**EXERCISE INSTRUCTIONS:** Search the listing below for the string "away" and show each line that contains it.
◇ ◇ ◇
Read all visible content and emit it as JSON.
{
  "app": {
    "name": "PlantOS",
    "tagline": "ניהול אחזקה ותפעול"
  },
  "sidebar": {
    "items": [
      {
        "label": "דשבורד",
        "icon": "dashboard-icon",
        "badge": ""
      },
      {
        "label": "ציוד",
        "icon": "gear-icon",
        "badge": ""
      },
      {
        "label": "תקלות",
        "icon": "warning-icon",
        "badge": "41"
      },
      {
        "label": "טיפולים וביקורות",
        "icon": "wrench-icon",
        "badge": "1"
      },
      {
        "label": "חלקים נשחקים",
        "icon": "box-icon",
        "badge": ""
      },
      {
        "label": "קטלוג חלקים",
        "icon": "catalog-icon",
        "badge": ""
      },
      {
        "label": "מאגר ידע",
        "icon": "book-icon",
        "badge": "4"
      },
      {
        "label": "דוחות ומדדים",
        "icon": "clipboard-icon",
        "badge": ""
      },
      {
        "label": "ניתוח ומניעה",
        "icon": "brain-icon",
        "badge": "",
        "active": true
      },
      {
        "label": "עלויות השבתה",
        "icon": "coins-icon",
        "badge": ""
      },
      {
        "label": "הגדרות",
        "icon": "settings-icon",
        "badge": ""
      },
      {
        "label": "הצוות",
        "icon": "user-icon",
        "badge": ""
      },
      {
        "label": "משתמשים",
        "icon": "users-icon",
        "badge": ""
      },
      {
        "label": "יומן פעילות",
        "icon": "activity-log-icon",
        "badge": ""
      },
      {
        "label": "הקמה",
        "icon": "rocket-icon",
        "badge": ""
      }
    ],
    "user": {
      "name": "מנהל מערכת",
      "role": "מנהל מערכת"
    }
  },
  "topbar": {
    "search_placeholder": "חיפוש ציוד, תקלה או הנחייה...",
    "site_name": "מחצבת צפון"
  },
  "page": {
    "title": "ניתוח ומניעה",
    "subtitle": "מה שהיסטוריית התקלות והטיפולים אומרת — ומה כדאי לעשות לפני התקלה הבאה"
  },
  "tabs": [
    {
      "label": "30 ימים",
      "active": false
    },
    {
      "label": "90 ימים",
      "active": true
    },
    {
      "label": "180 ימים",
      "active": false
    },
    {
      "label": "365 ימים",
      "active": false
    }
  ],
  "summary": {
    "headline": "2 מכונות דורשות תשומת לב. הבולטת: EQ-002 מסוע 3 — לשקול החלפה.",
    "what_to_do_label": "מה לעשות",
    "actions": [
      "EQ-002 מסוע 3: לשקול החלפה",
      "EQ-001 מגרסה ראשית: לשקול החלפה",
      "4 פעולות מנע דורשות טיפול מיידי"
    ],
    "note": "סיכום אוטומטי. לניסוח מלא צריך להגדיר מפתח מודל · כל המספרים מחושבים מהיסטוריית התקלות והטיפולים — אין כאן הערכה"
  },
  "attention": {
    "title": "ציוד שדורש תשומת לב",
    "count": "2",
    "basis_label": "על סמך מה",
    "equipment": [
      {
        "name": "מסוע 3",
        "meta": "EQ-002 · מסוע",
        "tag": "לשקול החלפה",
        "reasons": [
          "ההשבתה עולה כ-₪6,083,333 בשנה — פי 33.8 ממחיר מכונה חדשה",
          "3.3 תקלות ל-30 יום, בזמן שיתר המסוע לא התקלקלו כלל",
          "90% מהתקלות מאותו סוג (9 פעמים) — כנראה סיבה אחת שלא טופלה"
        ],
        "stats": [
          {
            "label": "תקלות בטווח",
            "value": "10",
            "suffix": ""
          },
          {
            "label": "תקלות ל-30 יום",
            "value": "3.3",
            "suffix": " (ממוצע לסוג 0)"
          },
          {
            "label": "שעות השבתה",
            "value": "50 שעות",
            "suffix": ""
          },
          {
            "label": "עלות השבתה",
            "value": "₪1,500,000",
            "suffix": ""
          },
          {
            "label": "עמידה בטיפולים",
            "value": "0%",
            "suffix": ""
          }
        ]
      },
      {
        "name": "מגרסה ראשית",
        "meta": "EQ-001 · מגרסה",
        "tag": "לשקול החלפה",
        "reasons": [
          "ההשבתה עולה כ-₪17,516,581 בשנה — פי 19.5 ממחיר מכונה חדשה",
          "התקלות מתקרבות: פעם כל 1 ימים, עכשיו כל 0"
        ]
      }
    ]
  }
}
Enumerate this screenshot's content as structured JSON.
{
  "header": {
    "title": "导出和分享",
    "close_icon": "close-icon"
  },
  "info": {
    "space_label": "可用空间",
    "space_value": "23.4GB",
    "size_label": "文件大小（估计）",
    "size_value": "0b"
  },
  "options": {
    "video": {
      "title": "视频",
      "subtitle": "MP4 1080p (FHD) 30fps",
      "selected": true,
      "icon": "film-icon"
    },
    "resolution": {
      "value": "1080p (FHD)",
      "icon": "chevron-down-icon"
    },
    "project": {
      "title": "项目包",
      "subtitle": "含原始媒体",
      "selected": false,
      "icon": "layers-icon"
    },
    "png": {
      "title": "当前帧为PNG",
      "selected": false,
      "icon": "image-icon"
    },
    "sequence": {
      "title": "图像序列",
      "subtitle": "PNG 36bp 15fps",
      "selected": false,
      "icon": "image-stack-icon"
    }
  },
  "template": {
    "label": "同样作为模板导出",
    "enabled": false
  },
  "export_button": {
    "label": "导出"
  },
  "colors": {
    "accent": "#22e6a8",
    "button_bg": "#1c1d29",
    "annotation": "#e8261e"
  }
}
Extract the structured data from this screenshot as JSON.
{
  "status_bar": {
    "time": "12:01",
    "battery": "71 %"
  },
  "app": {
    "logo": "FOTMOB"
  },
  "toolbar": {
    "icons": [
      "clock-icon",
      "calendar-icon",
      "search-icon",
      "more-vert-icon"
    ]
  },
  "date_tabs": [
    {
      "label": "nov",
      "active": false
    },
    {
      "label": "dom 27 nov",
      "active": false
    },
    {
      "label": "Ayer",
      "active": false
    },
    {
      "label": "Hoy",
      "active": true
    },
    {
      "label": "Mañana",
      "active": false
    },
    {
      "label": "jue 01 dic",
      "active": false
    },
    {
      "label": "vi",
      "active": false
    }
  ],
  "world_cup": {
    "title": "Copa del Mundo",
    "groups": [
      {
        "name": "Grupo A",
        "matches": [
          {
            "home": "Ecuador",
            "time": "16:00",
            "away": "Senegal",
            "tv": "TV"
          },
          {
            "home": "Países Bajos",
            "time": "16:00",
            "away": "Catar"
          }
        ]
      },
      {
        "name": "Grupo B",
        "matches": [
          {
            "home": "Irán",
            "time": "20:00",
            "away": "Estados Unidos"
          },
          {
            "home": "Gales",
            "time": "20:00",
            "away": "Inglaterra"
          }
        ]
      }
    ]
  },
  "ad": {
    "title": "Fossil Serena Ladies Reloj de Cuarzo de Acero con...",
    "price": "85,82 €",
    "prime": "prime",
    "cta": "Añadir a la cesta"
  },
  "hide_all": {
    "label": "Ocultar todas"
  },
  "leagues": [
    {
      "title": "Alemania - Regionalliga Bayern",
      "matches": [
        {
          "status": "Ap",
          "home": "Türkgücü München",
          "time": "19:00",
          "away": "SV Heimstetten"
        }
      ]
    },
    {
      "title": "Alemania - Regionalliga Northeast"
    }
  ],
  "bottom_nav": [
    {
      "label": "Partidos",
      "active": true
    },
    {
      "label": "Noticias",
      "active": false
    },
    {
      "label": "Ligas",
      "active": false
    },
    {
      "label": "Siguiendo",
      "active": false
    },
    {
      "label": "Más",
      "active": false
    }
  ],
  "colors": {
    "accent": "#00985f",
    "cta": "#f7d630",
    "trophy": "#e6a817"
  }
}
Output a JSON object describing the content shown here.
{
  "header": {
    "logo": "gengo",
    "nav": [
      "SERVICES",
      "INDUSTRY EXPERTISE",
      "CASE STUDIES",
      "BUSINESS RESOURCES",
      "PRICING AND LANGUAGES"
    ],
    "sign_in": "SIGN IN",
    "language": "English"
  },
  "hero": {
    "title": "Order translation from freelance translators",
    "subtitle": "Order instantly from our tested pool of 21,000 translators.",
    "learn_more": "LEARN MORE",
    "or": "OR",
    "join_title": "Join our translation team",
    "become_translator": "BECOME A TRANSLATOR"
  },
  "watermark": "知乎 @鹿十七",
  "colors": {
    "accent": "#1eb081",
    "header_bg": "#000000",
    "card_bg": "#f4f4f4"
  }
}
◇ ◇ ◇
**RESPONSE TO THE EXERCISE:**
            "away": "Senegal",
            "away": "Catar"
            "away": "Estados Unidos"
            "away": "Inglaterra"
          "away": "SV Heimstetten"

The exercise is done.